━━ Page text
Am I an Object?

The “Season of Women” special focus continues…

Thank you, Seth Kahan and Brian Lavendel, for commenting on my first post in this series calling attention to violence against women–and how we can end it.

I followed Brian back to his blog, Enjoy and Inspire!, and came across his thought-provoking post on “Wife Insurance.” In that post he muses about advertising’s objectification of women, and his efforts to frame the issue for his 9-year-old daughter.

“…I believe these images send a demeaning and belittling message about girls and women. And I resent that,” he writes.

Reading his words, I tumble to this insight: Violence against women and girls doesn’t start with a blow, or a harsh word, the emotional equivalent. It starts with seeing “them” as different from, and less than, “us”.

See? Even as a woman, it’s hard to write about women without using “them” — that’s how deeply our culture carries this pattern.
━━━━
━━ Dataset rows
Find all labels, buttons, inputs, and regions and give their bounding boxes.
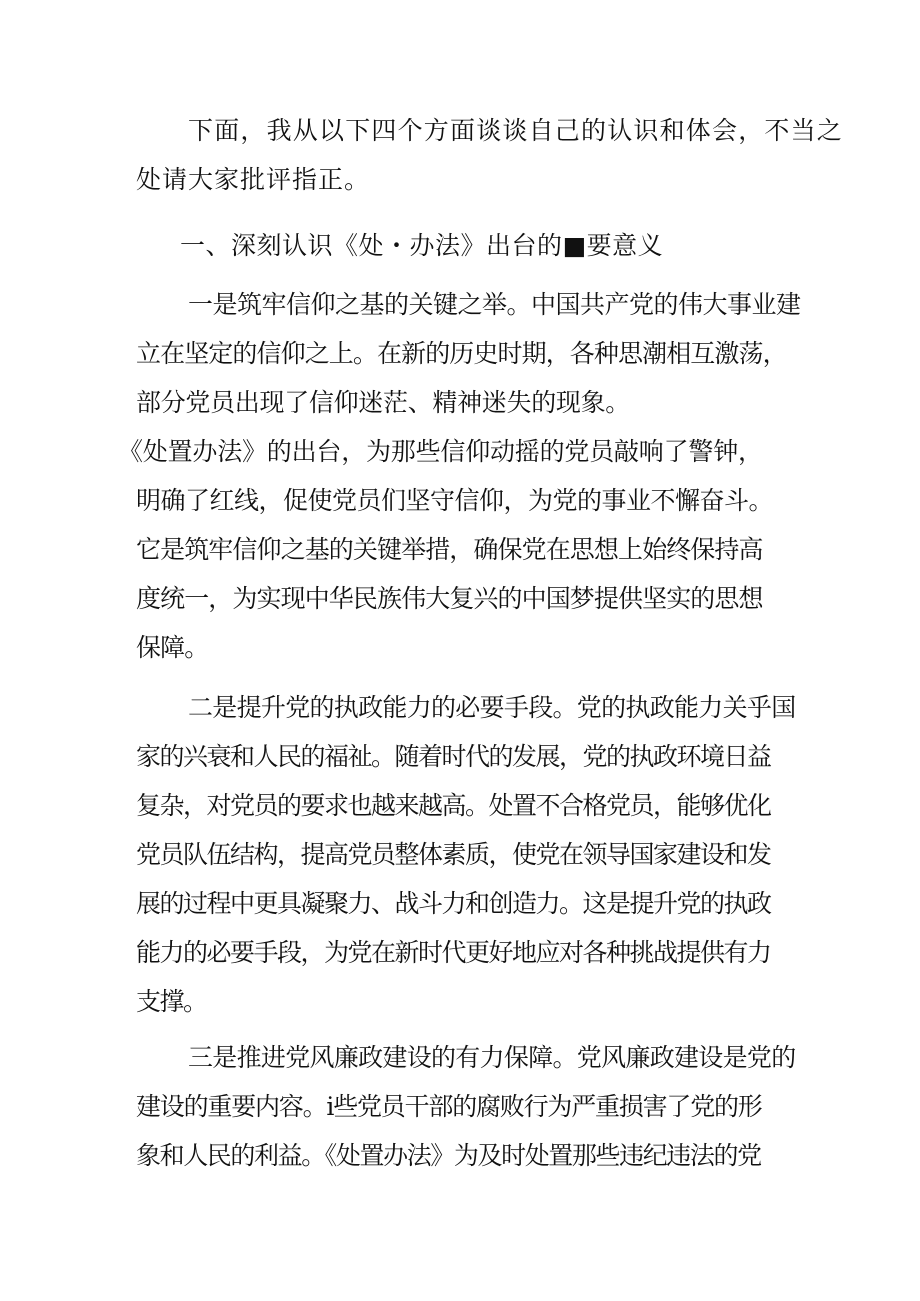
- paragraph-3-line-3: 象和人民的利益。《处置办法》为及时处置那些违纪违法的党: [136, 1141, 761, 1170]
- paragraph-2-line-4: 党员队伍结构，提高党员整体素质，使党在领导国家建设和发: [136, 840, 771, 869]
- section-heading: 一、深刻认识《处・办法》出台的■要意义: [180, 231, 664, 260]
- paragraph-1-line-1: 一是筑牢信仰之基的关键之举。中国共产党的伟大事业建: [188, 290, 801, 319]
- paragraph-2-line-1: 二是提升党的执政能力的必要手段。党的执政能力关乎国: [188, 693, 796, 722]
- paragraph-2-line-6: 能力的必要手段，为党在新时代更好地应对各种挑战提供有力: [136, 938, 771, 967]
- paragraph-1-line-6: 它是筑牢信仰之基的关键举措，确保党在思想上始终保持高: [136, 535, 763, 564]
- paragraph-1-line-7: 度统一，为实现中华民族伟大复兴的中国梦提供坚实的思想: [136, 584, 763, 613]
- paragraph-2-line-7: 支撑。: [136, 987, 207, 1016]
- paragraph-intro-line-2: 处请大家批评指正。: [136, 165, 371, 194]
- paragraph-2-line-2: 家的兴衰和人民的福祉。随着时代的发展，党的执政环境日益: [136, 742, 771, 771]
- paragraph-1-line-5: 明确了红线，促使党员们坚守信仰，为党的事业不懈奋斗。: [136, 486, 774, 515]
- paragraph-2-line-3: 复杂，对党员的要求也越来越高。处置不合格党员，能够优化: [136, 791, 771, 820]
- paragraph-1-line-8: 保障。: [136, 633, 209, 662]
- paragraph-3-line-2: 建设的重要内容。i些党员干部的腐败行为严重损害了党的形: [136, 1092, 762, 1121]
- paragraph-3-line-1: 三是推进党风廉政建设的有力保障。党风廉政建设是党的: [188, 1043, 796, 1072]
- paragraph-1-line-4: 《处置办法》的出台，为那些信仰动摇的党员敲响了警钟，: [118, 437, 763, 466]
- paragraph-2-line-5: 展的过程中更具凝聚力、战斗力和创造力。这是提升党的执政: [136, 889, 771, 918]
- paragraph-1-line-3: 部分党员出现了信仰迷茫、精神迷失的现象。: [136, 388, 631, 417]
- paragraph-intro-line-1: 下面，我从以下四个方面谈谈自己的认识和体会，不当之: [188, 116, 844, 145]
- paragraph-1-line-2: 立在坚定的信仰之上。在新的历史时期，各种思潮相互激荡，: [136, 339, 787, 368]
━━━━
Print the lines of the blog post about violence against women from "Reading his words, I" to "carries this pattern.", word for word.

__Answer__:
Reading his words, I tumble to this insight: Violence against women and girls doesn’t start with a blow, or a harsh word, the emotional equivalent. It starts with seeing “them” as different from, and less than, “us”.

See? Even as a woman, it’s hard to write about women without using “them” — that’s how deeply our culture carries this pattern.